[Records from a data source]
— start —

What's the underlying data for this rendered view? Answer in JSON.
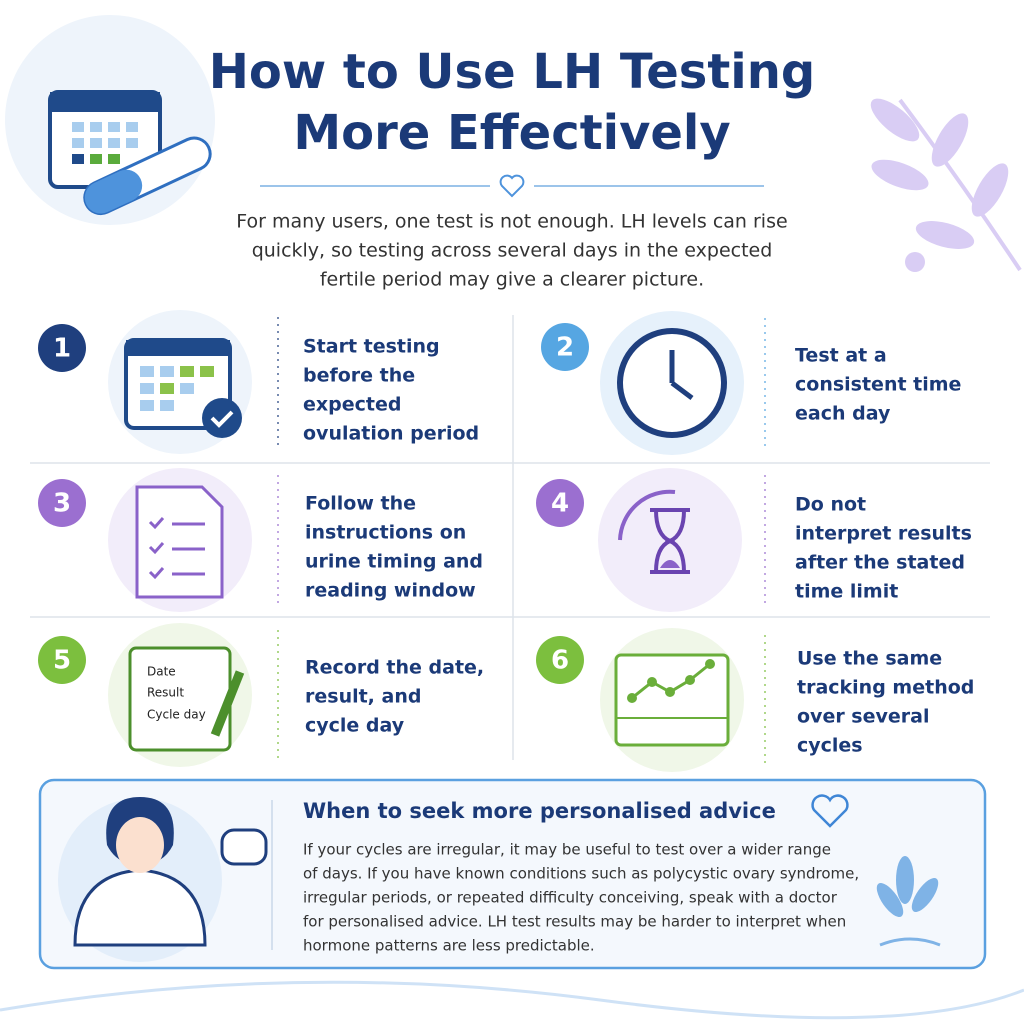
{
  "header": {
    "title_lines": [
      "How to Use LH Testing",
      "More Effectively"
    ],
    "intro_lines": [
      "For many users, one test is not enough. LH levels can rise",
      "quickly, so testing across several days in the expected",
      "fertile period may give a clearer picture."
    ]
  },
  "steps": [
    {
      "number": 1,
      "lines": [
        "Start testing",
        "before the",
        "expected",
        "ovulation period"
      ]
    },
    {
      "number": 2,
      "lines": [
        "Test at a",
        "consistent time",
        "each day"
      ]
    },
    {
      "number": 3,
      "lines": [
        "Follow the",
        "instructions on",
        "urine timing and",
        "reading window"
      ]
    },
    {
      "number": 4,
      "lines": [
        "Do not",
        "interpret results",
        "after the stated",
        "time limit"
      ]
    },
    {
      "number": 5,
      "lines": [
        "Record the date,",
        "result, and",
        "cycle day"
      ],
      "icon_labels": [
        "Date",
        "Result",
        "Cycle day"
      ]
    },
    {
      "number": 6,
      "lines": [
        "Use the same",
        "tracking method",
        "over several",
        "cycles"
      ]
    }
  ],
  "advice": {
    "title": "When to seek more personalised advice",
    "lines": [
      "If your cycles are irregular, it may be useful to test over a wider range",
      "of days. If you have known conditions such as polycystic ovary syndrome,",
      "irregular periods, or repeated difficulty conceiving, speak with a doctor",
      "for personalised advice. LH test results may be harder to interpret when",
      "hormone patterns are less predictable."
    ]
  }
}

— end —

*REQUIREMENT:*
Scan the material above. Extract every line in which the word "personalised" occurs.

*RESULT OF THE TASK:*
    "title": "When to seek more personalised advice",
      "for personalised advice. LH test results may be harder to interpret when",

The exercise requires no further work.